### EXERCISE
Reproduce each line from the records that holds "desarrollo".

### DATASET RECORDS
-- BEGIN --
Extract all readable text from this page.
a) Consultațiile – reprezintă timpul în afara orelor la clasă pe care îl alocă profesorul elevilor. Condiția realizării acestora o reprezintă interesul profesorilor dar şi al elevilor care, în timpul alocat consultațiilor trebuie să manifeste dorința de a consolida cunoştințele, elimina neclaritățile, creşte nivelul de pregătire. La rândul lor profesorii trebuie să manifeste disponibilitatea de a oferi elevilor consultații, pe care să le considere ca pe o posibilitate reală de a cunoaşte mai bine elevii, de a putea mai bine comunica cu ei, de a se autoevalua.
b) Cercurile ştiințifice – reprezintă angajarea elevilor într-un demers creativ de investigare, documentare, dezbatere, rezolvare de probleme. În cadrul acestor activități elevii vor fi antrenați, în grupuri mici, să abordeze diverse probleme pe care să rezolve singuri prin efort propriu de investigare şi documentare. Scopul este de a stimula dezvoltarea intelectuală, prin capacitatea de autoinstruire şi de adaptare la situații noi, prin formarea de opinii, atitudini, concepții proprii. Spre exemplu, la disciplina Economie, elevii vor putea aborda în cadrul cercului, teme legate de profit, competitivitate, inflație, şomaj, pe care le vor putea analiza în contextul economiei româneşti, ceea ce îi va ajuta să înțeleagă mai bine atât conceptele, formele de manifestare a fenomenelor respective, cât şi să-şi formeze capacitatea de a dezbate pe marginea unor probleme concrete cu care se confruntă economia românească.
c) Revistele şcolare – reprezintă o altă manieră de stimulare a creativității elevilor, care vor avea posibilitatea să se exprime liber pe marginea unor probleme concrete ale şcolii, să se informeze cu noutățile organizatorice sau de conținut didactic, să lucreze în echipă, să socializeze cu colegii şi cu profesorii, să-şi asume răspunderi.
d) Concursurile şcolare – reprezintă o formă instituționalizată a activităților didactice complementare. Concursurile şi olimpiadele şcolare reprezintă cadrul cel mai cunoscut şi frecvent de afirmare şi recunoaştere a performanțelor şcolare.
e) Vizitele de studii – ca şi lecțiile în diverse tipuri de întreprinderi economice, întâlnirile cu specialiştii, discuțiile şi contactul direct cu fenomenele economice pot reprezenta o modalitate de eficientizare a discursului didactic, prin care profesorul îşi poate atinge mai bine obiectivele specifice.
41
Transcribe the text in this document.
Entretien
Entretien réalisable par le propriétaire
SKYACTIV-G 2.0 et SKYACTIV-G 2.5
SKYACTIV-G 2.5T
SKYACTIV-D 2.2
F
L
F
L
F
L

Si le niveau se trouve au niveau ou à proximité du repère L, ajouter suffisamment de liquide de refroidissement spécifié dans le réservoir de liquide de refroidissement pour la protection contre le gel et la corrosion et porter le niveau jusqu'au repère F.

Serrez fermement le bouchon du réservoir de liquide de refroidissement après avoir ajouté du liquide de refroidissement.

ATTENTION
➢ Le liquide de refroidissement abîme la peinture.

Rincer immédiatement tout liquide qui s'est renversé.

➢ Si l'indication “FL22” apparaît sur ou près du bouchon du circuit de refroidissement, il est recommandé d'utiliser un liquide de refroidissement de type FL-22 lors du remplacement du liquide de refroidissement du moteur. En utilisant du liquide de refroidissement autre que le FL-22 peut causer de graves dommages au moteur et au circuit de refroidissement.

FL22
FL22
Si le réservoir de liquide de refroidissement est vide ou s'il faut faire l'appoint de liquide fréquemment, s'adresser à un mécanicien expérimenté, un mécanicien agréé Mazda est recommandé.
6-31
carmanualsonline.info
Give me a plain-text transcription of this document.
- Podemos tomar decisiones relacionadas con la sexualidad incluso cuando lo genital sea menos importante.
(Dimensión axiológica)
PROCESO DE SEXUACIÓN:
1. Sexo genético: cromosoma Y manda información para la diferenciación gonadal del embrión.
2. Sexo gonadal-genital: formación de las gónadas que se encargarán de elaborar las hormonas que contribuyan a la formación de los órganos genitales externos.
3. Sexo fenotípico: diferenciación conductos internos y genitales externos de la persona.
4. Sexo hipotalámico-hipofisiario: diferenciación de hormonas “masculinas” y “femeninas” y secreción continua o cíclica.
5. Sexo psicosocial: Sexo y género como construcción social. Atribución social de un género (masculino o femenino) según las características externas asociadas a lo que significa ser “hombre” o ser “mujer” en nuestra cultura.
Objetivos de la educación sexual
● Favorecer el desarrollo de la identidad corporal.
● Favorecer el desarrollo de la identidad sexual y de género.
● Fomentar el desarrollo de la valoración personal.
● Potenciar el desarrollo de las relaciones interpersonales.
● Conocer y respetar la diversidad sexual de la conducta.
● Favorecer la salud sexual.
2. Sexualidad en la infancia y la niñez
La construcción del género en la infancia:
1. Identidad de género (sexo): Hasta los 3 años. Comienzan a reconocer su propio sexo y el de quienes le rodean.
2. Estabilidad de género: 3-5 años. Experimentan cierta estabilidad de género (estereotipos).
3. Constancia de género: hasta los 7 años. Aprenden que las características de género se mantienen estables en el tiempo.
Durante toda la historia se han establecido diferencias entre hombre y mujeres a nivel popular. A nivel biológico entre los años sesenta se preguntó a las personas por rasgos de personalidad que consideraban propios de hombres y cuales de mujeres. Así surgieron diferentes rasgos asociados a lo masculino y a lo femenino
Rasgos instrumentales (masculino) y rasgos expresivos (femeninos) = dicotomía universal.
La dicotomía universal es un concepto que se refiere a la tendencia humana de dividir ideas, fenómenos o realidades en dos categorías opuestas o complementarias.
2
-- END --
### RESULT
● Favorecer el desarrollo de la identidad corporal.
● Favorecer el desarrollo de la identidad sexual y de género.
● Fomentar el desarrollo de la valoración personal.
● Potenciar el desarrollo de las relaciones interpersonales.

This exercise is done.